- _Goal of the exercise_:
Exactly as they appear, output all of the entries.
--- Dataset rows ---
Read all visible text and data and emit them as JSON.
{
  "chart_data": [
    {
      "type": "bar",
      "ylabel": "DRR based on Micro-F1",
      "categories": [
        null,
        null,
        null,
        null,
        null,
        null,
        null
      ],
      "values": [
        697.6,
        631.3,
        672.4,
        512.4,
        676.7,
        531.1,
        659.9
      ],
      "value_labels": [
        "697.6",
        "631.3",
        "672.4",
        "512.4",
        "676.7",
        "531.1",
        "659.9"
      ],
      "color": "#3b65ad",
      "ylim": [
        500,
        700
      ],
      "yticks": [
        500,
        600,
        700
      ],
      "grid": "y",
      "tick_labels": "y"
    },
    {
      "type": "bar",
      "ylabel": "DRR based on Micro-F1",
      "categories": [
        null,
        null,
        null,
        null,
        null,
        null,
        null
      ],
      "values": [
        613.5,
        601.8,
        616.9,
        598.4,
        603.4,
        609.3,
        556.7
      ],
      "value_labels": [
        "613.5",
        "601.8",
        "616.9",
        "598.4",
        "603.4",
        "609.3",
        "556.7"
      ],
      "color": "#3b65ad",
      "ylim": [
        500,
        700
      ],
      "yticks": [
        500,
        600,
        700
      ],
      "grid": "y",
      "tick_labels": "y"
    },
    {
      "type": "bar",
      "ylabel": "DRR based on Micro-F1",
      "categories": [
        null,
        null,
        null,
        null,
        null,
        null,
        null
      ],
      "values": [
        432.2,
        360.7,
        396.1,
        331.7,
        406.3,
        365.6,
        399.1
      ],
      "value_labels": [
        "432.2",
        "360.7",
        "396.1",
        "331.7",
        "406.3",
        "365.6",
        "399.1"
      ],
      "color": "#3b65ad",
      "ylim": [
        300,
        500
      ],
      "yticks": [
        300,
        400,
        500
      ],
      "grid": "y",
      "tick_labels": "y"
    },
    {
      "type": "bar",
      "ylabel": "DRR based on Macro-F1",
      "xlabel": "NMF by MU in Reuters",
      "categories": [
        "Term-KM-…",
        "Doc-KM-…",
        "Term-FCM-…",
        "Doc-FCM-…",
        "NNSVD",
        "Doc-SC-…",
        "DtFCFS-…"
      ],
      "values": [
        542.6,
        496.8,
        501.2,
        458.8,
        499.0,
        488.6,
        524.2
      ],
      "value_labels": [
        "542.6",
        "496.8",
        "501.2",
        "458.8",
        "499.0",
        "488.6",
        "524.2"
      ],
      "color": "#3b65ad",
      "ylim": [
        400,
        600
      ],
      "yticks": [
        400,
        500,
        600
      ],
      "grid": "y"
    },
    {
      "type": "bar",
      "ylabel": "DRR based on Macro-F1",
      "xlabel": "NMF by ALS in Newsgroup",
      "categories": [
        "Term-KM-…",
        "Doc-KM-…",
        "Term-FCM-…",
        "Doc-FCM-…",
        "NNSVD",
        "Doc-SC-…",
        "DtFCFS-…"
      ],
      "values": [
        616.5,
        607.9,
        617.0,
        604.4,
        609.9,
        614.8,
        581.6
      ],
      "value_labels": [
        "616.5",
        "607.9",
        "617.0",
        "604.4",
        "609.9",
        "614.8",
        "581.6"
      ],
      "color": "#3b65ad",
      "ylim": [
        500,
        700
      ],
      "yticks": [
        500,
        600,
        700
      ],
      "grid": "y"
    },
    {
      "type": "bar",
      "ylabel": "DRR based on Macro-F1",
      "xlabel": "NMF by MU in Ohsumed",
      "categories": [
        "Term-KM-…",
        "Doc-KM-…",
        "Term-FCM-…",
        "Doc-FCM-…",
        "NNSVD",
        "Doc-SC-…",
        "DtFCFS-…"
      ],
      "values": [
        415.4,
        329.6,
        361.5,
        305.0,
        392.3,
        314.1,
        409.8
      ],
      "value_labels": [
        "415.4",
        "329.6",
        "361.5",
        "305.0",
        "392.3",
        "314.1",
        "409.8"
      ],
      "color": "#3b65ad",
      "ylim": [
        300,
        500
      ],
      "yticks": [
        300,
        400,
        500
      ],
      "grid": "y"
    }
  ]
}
---
- _Exercise answer_:
Read all visible text and data and emit them as JSON.
{
  "chart_data": [
    {
      "type": "bar",
      "ylabel": "DRR based on Micro-F1",
      "categories": [
        null,
        null,
        null,
        null,
        null,
        null,
        null
      ],
      "values": [
        697.6,
        631.3,
        672.4,
        512.4,
        676.7,
        531.1,
        659.9
      ],
      "value_labels": [
        "697.6",
        "631.3",
        "672.4",
        "512.4",
        "676.7",
        "531.1",
        "659.9"
      ],
      "color": "#3b65ad",
      "ylim": [
        500,
        700
      ],
      "yticks": [
        500,
        600,
        700
      ],
      "grid": "y",
      "tick_labels": "y"
    },
    {
      "type": "bar",
      "ylabel": "DRR based on Micro-F1",
      "categories": [
        null,
        null,
        null,
        null,
        null,
        null,
        null
      ],
      "values": [
        613.5,
        601.8,
        616.9,
        598.4,
        603.4,
        609.3,
        556.7
      ],
      "value_labels": [
        "613.5",
        "601.8",
        "616.9",
        "598.4",
        "603.4",
        "609.3",
        "556.7"
      ],
      "color": "#3b65ad",
      "ylim": [
        500,
        700
      ],
      "yticks": [
        500,
        600,
        700
      ],
      "grid": "y",
      "tick_labels": "y"
    },
    {
      "type": "bar",
      "ylabel": "DRR based on Micro-F1",
      "categories": [
        null,
        null,
        null,
        null,
        null,
        null,
        null
      ],
      "values": [
        432.2,
        360.7,
        396.1,
        331.7,
        406.3,
        365.6,
        399.1
      ],
      "value_labels": [
        "432.2",
        "360.7",
        "396.1",
        "331.7",
        "406.3",
        "365.6",
        "399.1"
      ],
      "color": "#3b65ad",
      "ylim": [
        300,
        500
      ],
      "yticks": [
        300,
        400,
        500
      ],
      "grid": "y",
      "tick_labels": "y"
    },
    {
      "type": "bar",
      "ylabel": "DRR based on Macro-F1",
      "xlabel": "NMF by MU in Reuters",
      "categories": [
        "Term-KM-…",
        "Doc-KM-…",
        "Term-FCM-…",
        "Doc-FCM-…",
        "NNSVD",
        "Doc-SC-…",
        "DtFCFS-…"
      ],
      "values": [
        542.6,
        496.8,
        501.2,
        458.8,
        499.0,
        488.6,
        524.2
      ],
      "value_labels": [
        "542.6",
        "496.8",
        "501.2",
        "458.8",
        "499.0",
        "488.6",
        "524.2"
      ],
      "color": "#3b65ad",
      "ylim": [
        400,
        600
      ],
      "yticks": [
        400,
        500,
        600
      ],
      "grid": "y"
    },
    {
      "type": "bar",
      "ylabel": "DRR based on Macro-F1",
      "xlabel": "NMF by ALS in Newsgroup",
      "categories": [
        "Term-KM-…",
        "Doc-KM-…",
        "Term-FCM-…",
        "Doc-FCM-…",
        "NNSVD",
        "Doc-SC-…",
        "DtFCFS-…"
      ],
      "values": [
        616.5,
        607.9,
        617.0,
        604.4,
        609.9,
        614.8,
        581.6
      ],
      "value_labels": [
        "616.5",
        "607.9",
        "617.0",
        "604.4",
        "609.9",
        "614.8",
        "581.6"
      ],
      "color": "#3b65ad",
      "ylim": [
        500,
        700
      ],
      "yticks": [
        500,
        600,
        700
      ],
      "grid": "y"
    },
    {
      "type": "bar",
      "ylabel": "DRR based on Macro-F1",
      "xlabel": "NMF by MU in Ohsumed",
      "categories": [
        "Term-KM-…",
        "Doc-KM-…",
        "Term-FCM-…",
        "Doc-FCM-…",
        "NNSVD",
        "Doc-SC-…",
        "DtFCFS-…"
      ],
      "values": [
        415.4,
        329.6,
        361.5,
        305.0,
        392.3,
        314.1,
        409.8
      ],
      "value_labels": [
        "415.4",
        "329.6",
        "361.5",
        "305.0",
        "392.3",
        "314.1",
        "409.8"
      ],
      "color": "#3b65ad",
      "ylim": [
        300,
        500
      ],
      "yticks": [
        300,
        400,
        500
      ],
      "grid": "y"
    }
  ]
}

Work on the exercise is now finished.